==== MATERIAL PROVIDED

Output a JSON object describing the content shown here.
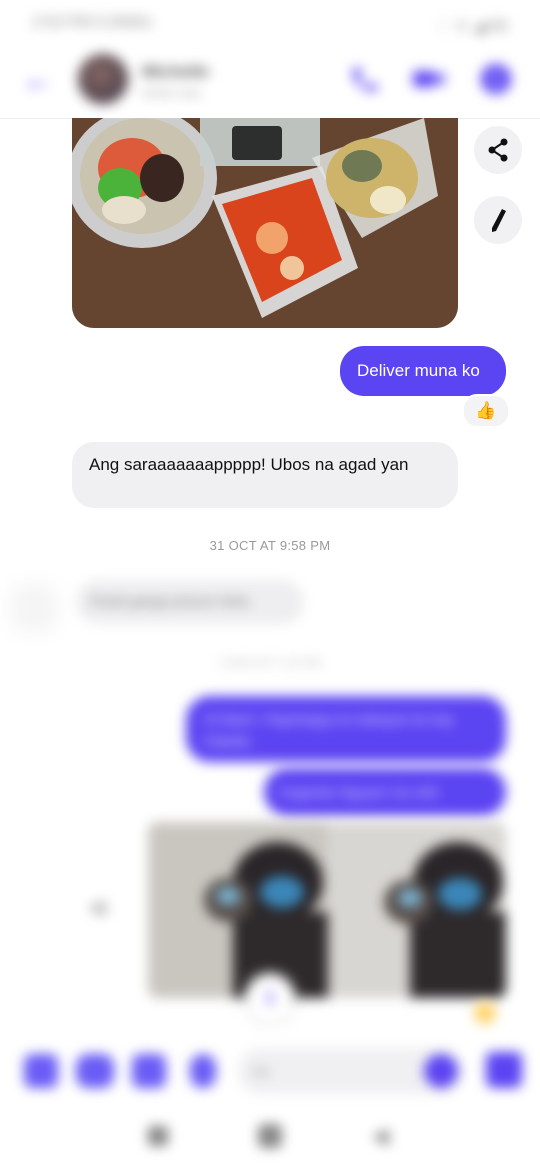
{
  "status_bar": {
    "time": "2:53 PM 0.0KB/s",
    "right": "⋮ ᯤ ◢ 80"
  },
  "header": {
    "contact_name": "Michelle",
    "contact_sub": "Active now"
  },
  "messages": {
    "outgoing_1": "Deliver muna ko",
    "reaction_1": "👍",
    "incoming_1": "Ang saraaaaaaappppp! Ubos na agad yan",
    "timestamp_1": "31 OCT AT 9:58 PM",
    "incoming_blur": "Pandi ganga picture hehe",
    "timestamp_blur": "2 NOV AT 7:14 PM",
    "outgoing_blur_1": "Hi Mam!. Papamigay ko kabayan ko kay Fabella",
    "outgoing_blur_2": "Kagandu Nguyen mo ahh"
  },
  "composer": {
    "placeholder": "Aa"
  },
  "colors": {
    "accent": "#5b44f2",
    "bubble_in": "#f0f0f2"
  }
}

========

- **EXERCISE**:
Produce an exact copy of each line of data, skipping embedded images.

- **RESPONSE TO THIS EXERCISE**:
Output a JSON object describing the content shown here.
{
  "status_bar": {
    "time": "2:53 PM 0.0KB/s",
    "right": "⋮ ᯤ ◢ 80"
  },
  "header": {
    "contact_name": "Michelle",
    "contact_sub": "Active now"
  },
  "messages": {
    "outgoing_1": "Deliver muna ko",
    "reaction_1": "👍",
    "incoming_1": "Ang saraaaaaaappppp! Ubos na agad yan",
    "timestamp_1": "31 OCT AT 9:58 PM",
    "incoming_blur": "Pandi ganga picture hehe",
    "timestamp_blur": "2 NOV AT 7:14 PM",
    "outgoing_blur_1": "Hi Mam!. Papamigay ko kabayan ko kay Fabella",
    "outgoing_blur_2": "Kagandu Nguyen mo ahh"
  },
  "composer": {
    "placeholder": "Aa"
  },
  "colors": {
    "accent": "#5b44f2",
    "bubble_in": "#f0f0f2"
  }
}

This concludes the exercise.